# Supplied material
........
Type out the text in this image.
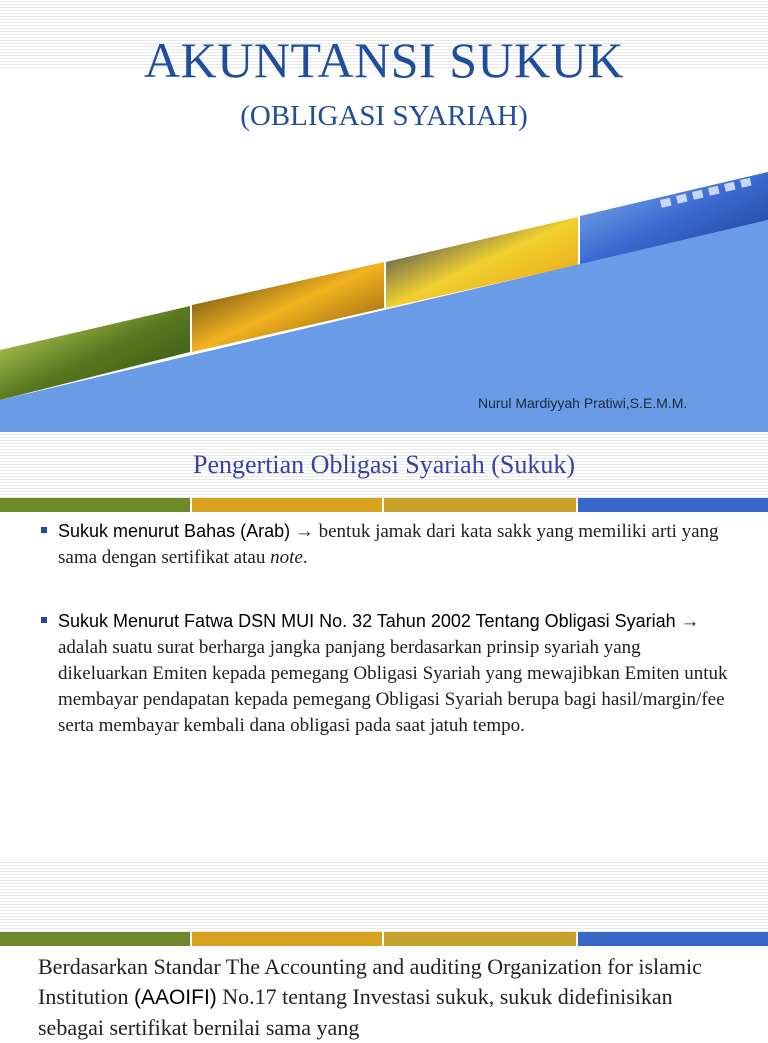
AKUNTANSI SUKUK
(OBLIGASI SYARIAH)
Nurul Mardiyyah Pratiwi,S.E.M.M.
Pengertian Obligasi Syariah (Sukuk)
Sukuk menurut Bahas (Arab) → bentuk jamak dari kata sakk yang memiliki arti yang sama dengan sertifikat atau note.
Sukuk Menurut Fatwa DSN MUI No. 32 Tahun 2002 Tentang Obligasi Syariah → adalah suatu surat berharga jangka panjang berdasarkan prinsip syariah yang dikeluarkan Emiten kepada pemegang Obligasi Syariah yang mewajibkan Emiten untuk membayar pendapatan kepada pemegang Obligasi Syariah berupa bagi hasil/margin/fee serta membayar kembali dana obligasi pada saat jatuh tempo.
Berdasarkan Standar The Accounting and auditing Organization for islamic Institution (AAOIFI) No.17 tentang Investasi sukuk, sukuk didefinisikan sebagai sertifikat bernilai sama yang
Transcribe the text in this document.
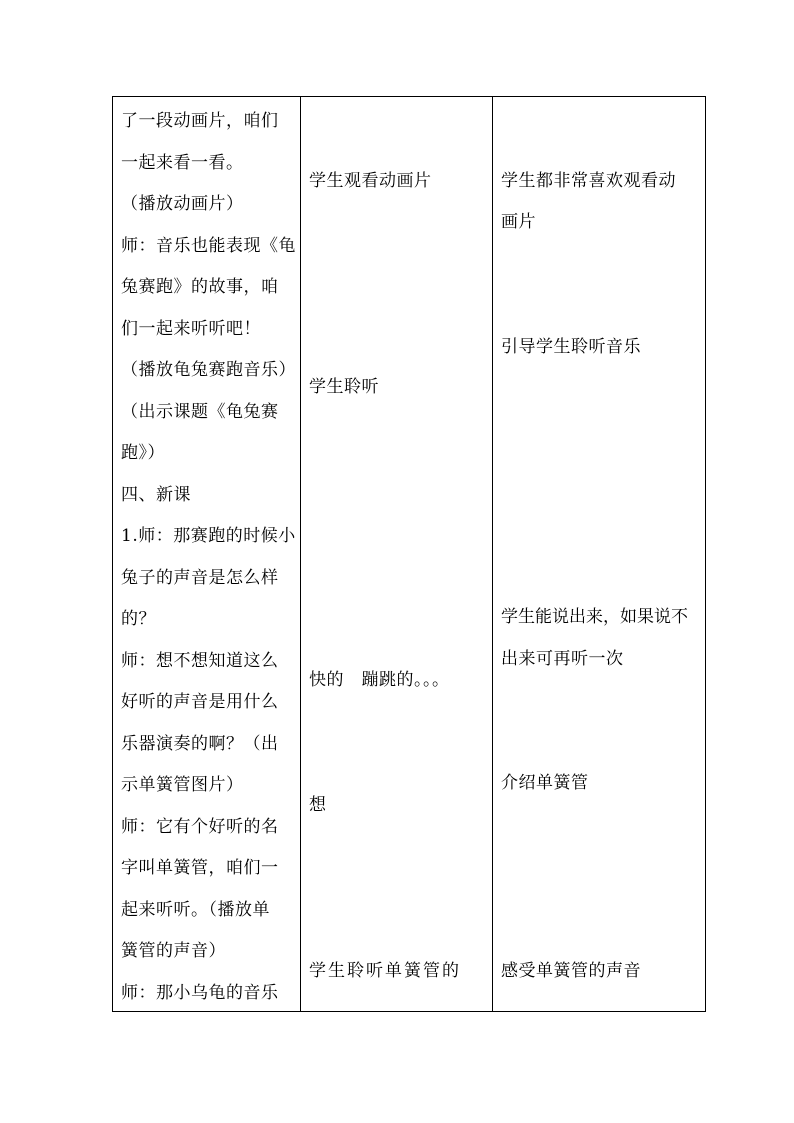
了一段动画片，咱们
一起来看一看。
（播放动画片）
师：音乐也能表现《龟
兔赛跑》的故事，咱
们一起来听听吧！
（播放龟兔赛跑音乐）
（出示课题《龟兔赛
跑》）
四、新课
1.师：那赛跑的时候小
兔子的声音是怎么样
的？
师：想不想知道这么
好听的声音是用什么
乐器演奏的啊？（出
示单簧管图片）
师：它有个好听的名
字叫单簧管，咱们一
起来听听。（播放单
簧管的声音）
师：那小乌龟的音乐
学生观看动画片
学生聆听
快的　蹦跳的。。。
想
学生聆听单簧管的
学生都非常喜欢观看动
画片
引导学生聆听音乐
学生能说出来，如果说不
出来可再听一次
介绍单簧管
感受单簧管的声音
........
# What to do
Write out the entries above verbatim; the pictures do not belong in your copy.

# Result of this exercise
Type out the text in this image.
AKUNTANSI SUKUK
(OBLIGASI SYARIAH)
Nurul Mardiyyah Pratiwi,S.E.M.M.
Pengertian Obligasi Syariah (Sukuk)
Sukuk menurut Bahas (Arab) → bentuk jamak dari kata sakk yang memiliki arti yang sama dengan sertifikat atau note.
Sukuk Menurut Fatwa DSN MUI No. 32 Tahun 2002 Tentang Obligasi Syariah → adalah suatu surat berharga jangka panjang berdasarkan prinsip syariah yang dikeluarkan Emiten kepada pemegang Obligasi Syariah yang mewajibkan Emiten untuk membayar pendapatan kepada pemegang Obligasi Syariah berupa bagi hasil/margin/fee serta membayar kembali dana obligasi pada saat jatuh tempo.
Berdasarkan Standar The Accounting and auditing Organization for islamic Institution (AAOIFI) No.17 tentang Investasi sukuk, sukuk didefinisikan sebagai sertifikat bernilai sama yang
Transcribe the text in this document.
了一段动画片，咱们
一起来看一看。
（播放动画片）
师：音乐也能表现《龟
兔赛跑》的故事，咱
们一起来听听吧！
（播放龟兔赛跑音乐）
（出示课题《龟兔赛
跑》）
四、新课
1.师：那赛跑的时候小
兔子的声音是怎么样
的？
师：想不想知道这么
好听的声音是用什么
乐器演奏的啊？（出
示单簧管图片）
师：它有个好听的名
字叫单簧管，咱们一
起来听听。（播放单
簧管的声音）
师：那小乌龟的音乐
学生观看动画片
学生聆听
快的　蹦跳的。。。
想
学生聆听单簧管的
学生都非常喜欢观看动
画片
引导学生聆听音乐
学生能说出来，如果说不
出来可再听一次
介绍单簧管
感受单簧管的声音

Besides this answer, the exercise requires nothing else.